» Given request a
Name every signal in the passage on audio-based gesture detection that carries a reference number, together with that number.

» Extracted text

════════════════

FIG. 3 shows an example 300 of audio-based gesture detection that is based on acoustic echo cancellation (AEC) such as might be performed in the input audio processing components of an audio device. As in FIG. 2, the audio source 202 generates an output audio signal 204, which is provided to the speaker 110. The microphone 108 receives audio from the user environment and produces an input audio signal 206 that may include acoustic reflections or echoes resulting from the reflective acoustic path 208 associated with the user hand 210.

Various audio processing components may be used to process the input audio signal 206 in accordance with various design objectives. In the example of FIG. 3 only the echo cancellation component 122 is shown, although it should be understood that other components may also be used. For example, various types of noise suppression, beamforming, and other audio processing may be implemented either upstream or downstream of the echo cancellation component 122. Furthermore, although FIG. 3 illustrates a particular type of echo cancellation based on adaptive filtering, alternative echo cancellation techniques may be used in conjunction with the described gesture detection.

The echo cancellation component 122 receives the input audio signal 206 and the output audio signal 204, which is referred to as a reference signal in the AEC environment. The AEC component is configured to cancel or suppress acoustic echo in the input audio signal 206.

In the described embodiment, the echo cancellation component 122 may implement, for example, an adaptive filter, using an adaptive finite impulse response (FIR) filter 302 and a subtraction component 304. The adaptive FIR filter 302 generates an estimated echo signal 306, which estimates one or more echo components of the input audio signal 206 resulting from acoustic transmission from the microphone 108 to the speaker 110. The estimated echo signal 306 is subtracted from the input audio signal 206 by the subtraction component 304 to produce an echo-cancelled input audio signal 308. The echo-cancelled input audio signal 308 is provided to the speech processing components 120. The speech processing components 120 produce speech-related information based on the input audio signal 308 and provide the speech-related information to the applications 134.

The adaptive FIR filter 302 estimates undesired echo by generating and repeatedly updating a sequence of coefficients 310, which are also referred to herein as cancellation parameters or filter parameters, and by applying the coefficients 310 respectively to a sequence of most recently received samples of the input audio signal 206. The adaptive FIR filter 302 calculates and dynamically updates the coefficients 310 so as to continuously and adaptively minimize the signal power of the echo-cancelled audio signal 308, which is referred to as the “error” signal in the context of adaptive filtering.

════════════════

» Given request b
Rewrite the listing from its first line through the line holding "y-tick-label: 0.4 bbox=[42, 292, 60, 308]", both included, putting "x-axis-tick" wherever "x-tick-label" appears and leaving everything else the same.

» Record extracts

════════════════

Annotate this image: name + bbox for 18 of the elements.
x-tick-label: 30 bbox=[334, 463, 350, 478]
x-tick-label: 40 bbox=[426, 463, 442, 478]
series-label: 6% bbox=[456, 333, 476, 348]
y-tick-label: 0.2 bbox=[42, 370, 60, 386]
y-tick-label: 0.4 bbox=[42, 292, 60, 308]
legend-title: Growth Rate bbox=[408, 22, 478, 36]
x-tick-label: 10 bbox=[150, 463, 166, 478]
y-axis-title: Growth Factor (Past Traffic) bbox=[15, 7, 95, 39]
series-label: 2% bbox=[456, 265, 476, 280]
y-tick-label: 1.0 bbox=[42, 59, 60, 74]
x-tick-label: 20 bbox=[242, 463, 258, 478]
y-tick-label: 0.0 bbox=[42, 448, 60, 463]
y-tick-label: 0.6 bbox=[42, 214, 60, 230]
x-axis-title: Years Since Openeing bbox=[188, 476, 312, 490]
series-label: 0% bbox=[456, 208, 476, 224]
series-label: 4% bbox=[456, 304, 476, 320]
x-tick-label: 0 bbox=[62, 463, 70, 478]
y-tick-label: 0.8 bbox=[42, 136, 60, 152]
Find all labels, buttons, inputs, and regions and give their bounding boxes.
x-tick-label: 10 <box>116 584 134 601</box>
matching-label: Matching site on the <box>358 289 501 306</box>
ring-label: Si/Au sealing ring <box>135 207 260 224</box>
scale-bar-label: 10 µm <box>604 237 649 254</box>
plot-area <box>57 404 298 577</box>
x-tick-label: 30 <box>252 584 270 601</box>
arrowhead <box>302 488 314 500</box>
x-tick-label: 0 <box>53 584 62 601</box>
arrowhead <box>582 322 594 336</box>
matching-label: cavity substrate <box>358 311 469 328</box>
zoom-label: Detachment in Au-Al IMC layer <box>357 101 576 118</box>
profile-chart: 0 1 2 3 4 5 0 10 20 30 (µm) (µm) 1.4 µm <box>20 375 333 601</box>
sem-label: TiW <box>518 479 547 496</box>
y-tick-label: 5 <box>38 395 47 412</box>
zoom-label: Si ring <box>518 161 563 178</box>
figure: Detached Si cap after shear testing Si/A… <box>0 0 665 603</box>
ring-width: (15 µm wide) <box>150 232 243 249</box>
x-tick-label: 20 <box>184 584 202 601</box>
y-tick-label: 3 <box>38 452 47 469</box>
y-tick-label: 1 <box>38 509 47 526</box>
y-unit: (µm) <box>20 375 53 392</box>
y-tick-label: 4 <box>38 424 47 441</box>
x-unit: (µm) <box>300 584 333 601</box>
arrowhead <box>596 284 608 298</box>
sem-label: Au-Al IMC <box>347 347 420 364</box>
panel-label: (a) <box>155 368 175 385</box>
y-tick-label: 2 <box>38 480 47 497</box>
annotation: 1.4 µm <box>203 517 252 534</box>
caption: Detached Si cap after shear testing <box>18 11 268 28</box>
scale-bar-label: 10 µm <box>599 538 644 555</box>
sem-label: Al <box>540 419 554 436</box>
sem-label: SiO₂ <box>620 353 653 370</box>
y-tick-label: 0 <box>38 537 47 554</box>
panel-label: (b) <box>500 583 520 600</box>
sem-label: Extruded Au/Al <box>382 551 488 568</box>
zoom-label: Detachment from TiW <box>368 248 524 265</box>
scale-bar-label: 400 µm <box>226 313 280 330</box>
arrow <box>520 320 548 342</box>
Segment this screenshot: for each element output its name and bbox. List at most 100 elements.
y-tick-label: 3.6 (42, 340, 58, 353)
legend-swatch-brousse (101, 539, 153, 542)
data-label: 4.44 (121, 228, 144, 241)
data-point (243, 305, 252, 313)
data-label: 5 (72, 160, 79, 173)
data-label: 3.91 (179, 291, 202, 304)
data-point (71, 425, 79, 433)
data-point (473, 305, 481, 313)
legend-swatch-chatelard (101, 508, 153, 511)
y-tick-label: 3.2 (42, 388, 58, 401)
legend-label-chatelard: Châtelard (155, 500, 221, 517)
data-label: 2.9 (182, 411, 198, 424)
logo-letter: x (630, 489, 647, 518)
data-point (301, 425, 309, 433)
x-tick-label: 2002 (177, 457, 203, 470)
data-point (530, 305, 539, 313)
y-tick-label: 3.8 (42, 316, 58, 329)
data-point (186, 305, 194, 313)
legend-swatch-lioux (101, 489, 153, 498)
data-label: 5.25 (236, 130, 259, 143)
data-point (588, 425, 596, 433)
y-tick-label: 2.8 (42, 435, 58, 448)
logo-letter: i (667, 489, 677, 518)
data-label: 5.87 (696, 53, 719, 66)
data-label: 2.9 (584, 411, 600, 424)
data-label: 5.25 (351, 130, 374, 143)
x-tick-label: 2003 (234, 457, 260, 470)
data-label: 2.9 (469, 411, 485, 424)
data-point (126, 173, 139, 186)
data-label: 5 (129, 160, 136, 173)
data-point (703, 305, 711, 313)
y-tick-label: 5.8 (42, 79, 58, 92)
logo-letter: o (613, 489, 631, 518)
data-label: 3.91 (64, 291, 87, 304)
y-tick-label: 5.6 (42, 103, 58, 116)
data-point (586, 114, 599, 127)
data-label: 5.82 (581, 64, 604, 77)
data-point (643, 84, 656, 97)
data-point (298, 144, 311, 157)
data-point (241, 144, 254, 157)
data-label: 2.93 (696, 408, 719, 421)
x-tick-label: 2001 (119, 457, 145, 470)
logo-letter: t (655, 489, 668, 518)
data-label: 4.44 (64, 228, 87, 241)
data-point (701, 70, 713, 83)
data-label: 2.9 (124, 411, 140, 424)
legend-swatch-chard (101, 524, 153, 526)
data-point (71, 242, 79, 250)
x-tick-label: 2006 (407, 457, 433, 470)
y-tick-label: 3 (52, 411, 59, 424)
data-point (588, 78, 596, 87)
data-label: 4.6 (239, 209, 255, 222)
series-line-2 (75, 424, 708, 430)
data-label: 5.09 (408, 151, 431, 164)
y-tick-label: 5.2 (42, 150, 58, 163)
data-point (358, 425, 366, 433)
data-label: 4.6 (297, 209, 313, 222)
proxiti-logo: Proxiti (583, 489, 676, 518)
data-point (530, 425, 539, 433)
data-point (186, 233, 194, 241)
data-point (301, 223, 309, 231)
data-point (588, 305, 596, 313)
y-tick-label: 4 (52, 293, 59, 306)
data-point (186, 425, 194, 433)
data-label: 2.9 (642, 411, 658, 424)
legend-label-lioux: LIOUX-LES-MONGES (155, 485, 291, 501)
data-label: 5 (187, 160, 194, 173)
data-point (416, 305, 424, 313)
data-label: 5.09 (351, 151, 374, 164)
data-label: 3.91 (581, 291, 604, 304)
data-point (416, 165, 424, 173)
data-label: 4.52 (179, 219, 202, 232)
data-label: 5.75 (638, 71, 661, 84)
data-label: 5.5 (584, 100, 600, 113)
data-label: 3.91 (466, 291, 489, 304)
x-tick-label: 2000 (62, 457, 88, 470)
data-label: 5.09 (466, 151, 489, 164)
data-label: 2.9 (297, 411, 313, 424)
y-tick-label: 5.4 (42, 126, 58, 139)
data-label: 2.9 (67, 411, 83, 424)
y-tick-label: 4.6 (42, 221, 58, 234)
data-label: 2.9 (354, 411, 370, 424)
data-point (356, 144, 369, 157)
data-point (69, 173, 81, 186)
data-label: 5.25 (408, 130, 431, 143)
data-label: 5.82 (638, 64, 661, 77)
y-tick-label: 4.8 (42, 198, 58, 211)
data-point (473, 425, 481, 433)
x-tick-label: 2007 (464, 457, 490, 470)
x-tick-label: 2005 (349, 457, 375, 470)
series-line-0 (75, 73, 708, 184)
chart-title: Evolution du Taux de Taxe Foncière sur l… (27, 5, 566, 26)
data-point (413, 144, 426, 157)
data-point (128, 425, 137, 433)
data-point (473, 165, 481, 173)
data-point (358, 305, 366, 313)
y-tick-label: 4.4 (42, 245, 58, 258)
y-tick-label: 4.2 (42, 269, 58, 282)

════════════════

» Correct result a
output audio signal 204
input audio signal 206
estimated echo signal 306
echo-cancelled input audio signal 308

» Correct result b
Annotate this image: name + bbox for 18 of the elements.
x-axis-tick: 30 bbox=[334, 463, 350, 478]
x-axis-tick: 40 bbox=[426, 463, 442, 478]
series-label: 6% bbox=[456, 333, 476, 348]
y-tick-label: 0.2 bbox=[42, 370, 60, 386]
y-tick-label: 0.4 bbox=[42, 292, 60, 308]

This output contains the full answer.